Your task: Provide only the number of lines in the records below that include "JSON".

Available records:
## start

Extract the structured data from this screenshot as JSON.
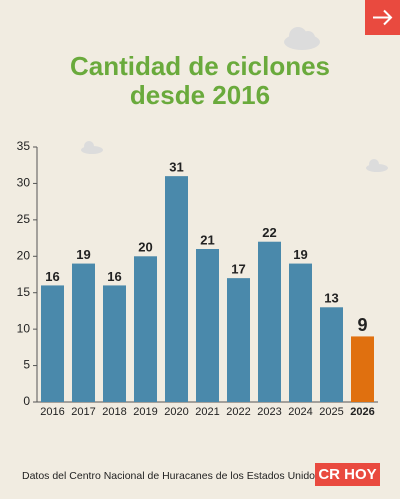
{
  "chart_data": {
    "type": "bar",
    "title": [
      "Cantidad de ciclones",
      "desde 2016"
    ],
    "categories": [
      "2016",
      "2017",
      "2018",
      "2019",
      "2020",
      "2021",
      "2022",
      "2023",
      "2024",
      "2025",
      "2026"
    ],
    "values": [
      16,
      19,
      16,
      20,
      31,
      21,
      17,
      22,
      19,
      13,
      9
    ],
    "color": "#4a89ab",
    "colors": [
      "#4a89ab",
      "#4a89ab",
      "#4a89ab",
      "#4a89ab",
      "#4a89ab",
      "#4a89ab",
      "#4a89ab",
      "#4a89ab",
      "#4a89ab",
      "#4a89ab",
      "#e0700f"
    ],
    "ylim": [
      0,
      35
    ],
    "yticks": [
      0,
      5,
      10,
      15,
      20,
      25,
      30,
      35
    ]
  },
  "footer": {
    "source": "Datos del Centro Nacional de Huracanes de los Estados Unidos.",
    "logo": "CR HOY"
  }
}
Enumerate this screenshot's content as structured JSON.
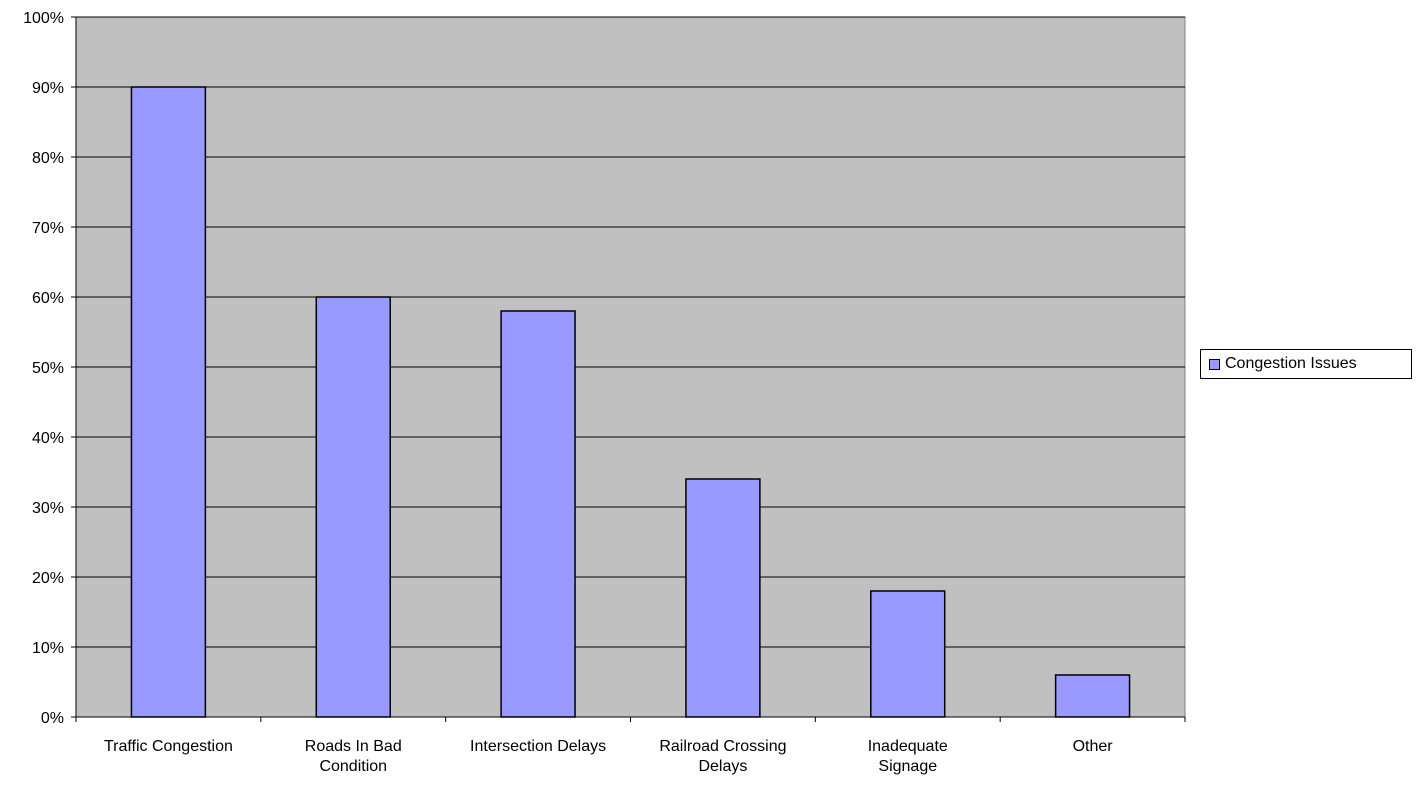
{
  "chart_data": {
    "type": "bar",
    "categories": [
      [
        "Traffic Congestion"
      ],
      [
        "Roads In Bad",
        "Condition"
      ],
      [
        "Intersection Delays"
      ],
      [
        "Railroad Crossing",
        "Delays"
      ],
      [
        "Inadequate",
        "Signage"
      ],
      [
        "Other"
      ]
    ],
    "series": [
      {
        "name": "Congestion Issues",
        "values": [
          90,
          60,
          58,
          34,
          18,
          6
        ]
      }
    ],
    "ylim": [
      0,
      100
    ],
    "yticks": [
      "0%",
      "10%",
      "20%",
      "30%",
      "40%",
      "50%",
      "60%",
      "70%",
      "80%",
      "90%",
      "100%"
    ],
    "grid": true,
    "legend_position": "right",
    "colors": {
      "plot_background": "#C0C0C0",
      "bar_fill": "#9999FF",
      "bar_stroke": "#000000",
      "gridline": "#000000"
    }
  }
}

## end

Final answer: 2